§ **What the task requires**: Make an exact copy of the entries, and keep any pictures out of it.

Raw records
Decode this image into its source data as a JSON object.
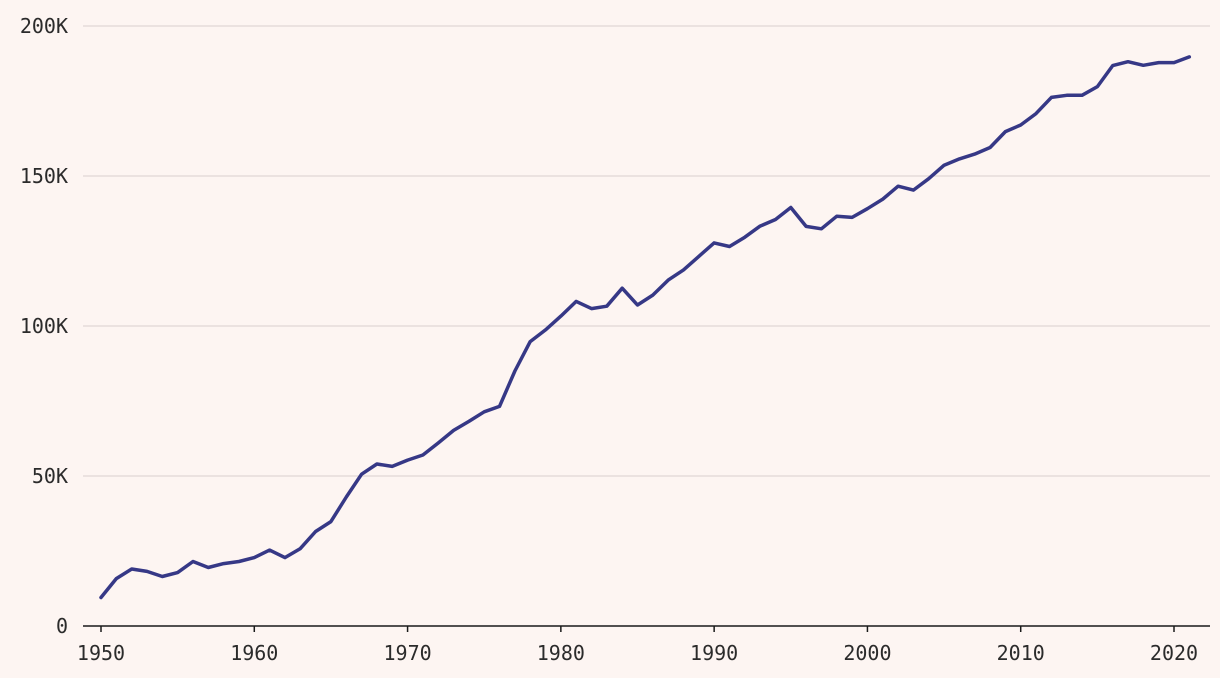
{
  "chart_data": {
    "type": "line",
    "title": "",
    "xlabel": "",
    "ylabel": "",
    "xlim": [
      1950,
      2021
    ],
    "ylim": [
      0,
      200000
    ],
    "grid": true,
    "y_ticks": [
      {
        "value": 0,
        "label": "0"
      },
      {
        "value": 50000,
        "label": "50K"
      },
      {
        "value": 100000,
        "label": "100K"
      },
      {
        "value": 150000,
        "label": "150K"
      },
      {
        "value": 200000,
        "label": "200K"
      }
    ],
    "x_ticks": [
      {
        "value": 1950,
        "label": "1950"
      },
      {
        "value": 1960,
        "label": "1960"
      },
      {
        "value": 1970,
        "label": "1970"
      },
      {
        "value": 1980,
        "label": "1980"
      },
      {
        "value": 1990,
        "label": "1990"
      },
      {
        "value": 2000,
        "label": "2000"
      },
      {
        "value": 2010,
        "label": "2010"
      },
      {
        "value": 2020,
        "label": "2020"
      }
    ],
    "x": [
      1950,
      1951,
      1952,
      1953,
      1954,
      1955,
      1956,
      1957,
      1958,
      1959,
      1960,
      1961,
      1962,
      1963,
      1964,
      1965,
      1966,
      1967,
      1968,
      1969,
      1970,
      1971,
      1972,
      1973,
      1974,
      1975,
      1976,
      1977,
      1978,
      1979,
      1980,
      1981,
      1982,
      1983,
      1984,
      1985,
      1986,
      1987,
      1988,
      1989,
      1990,
      1991,
      1992,
      1993,
      1994,
      1995,
      1996,
      1997,
      1998,
      1999,
      2000,
      2001,
      2002,
      2003,
      2004,
      2005,
      2006,
      2007,
      2008,
      2009,
      2010,
      2011,
      2012,
      2013,
      2014,
      2015,
      2016,
      2017,
      2018,
      2019,
      2020,
      2021
    ],
    "series": [
      {
        "color": "#363886",
        "values": [
          9500,
          15800,
          19000,
          18200,
          16500,
          17800,
          21500,
          19500,
          20800,
          21500,
          22800,
          25300,
          22800,
          25800,
          31500,
          34800,
          43000,
          50600,
          54000,
          53200,
          55300,
          57000,
          61000,
          65200,
          68200,
          71400,
          73200,
          85000,
          94800,
          98700,
          103300,
          108200,
          105800,
          106600,
          112600,
          107000,
          110300,
          115300,
          118700,
          123200,
          127700,
          126500,
          129600,
          133300,
          135500,
          139500,
          133200,
          132400,
          136600,
          136200,
          139100,
          142300,
          146600,
          145300,
          149100,
          153600,
          155700,
          157300,
          159500,
          164800,
          167000,
          170800,
          176200,
          176900,
          176900,
          179800,
          186800,
          188100,
          186900,
          187800,
          187800,
          189700
        ]
      }
    ]
  }
}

§ **Response to this exercise**:
Decode this image into its source data as a JSON object.
{
  "chart_data": {
    "type": "line",
    "title": "",
    "xlabel": "",
    "ylabel": "",
    "xlim": [
      1950,
      2021
    ],
    "ylim": [
      0,
      200000
    ],
    "grid": true,
    "y_ticks": [
      {
        "value": 0,
        "label": "0"
      },
      {
        "value": 50000,
        "label": "50K"
      },
      {
        "value": 100000,
        "label": "100K"
      },
      {
        "value": 150000,
        "label": "150K"
      },
      {
        "value": 200000,
        "label": "200K"
      }
    ],
    "x_ticks": [
      {
        "value": 1950,
        "label": "1950"
      },
      {
        "value": 1960,
        "label": "1960"
      },
      {
        "value": 1970,
        "label": "1970"
      },
      {
        "value": 1980,
        "label": "1980"
      },
      {
        "value": 1990,
        "label": "1990"
      },
      {
        "value": 2000,
        "label": "2000"
      },
      {
        "value": 2010,
        "label": "2010"
      },
      {
        "value": 2020,
        "label": "2020"
      }
    ],
    "x": [
      1950,
      1951,
      1952,
      1953,
      1954,
      1955,
      1956,
      1957,
      1958,
      1959,
      1960,
      1961,
      1962,
      1963,
      1964,
      1965,
      1966,
      1967,
      1968,
      1969,
      1970,
      1971,
      1972,
      1973,
      1974,
      1975,
      1976,
      1977,
      1978,
      1979,
      1980,
      1981,
      1982,
      1983,
      1984,
      1985,
      1986,
      1987,
      1988,
      1989,
      1990,
      1991,
      1992,
      1993,
      1994,
      1995,
      1996,
      1997,
      1998,
      1999,
      2000,
      2001,
      2002,
      2003,
      2004,
      2005,
      2006,
      2007,
      2008,
      2009,
      2010,
      2011,
      2012,
      2013,
      2014,
      2015,
      2016,
      2017,
      2018,
      2019,
      2020,
      2021
    ],
    "series": [
      {
        "color": "#363886",
        "values": [
          9500,
          15800,
          19000,
          18200,
          16500,
          17800,
          21500,
          19500,
          20800,
          21500,
          22800,
          25300,
          22800,
          25800,
          31500,
          34800,
          43000,
          50600,
          54000,
          53200,
          55300,
          57000,
          61000,
          65200,
          68200,
          71400,
          73200,
          85000,
          94800,
          98700,
          103300,
          108200,
          105800,
          106600,
          112600,
          107000,
          110300,
          115300,
          118700,
          123200,
          127700,
          126500,
          129600,
          133300,
          135500,
          139500,
          133200,
          132400,
          136600,
          136200,
          139100,
          142300,
          146600,
          145300,
          149100,
          153600,
          155700,
          157300,
          159500,
          164800,
          167000,
          170800,
          176200,
          176900,
          176900,
          179800,
          186800,
          188100,
          186900,
          187800,
          187800,
          189700
        ]
      }
    ]
  }
}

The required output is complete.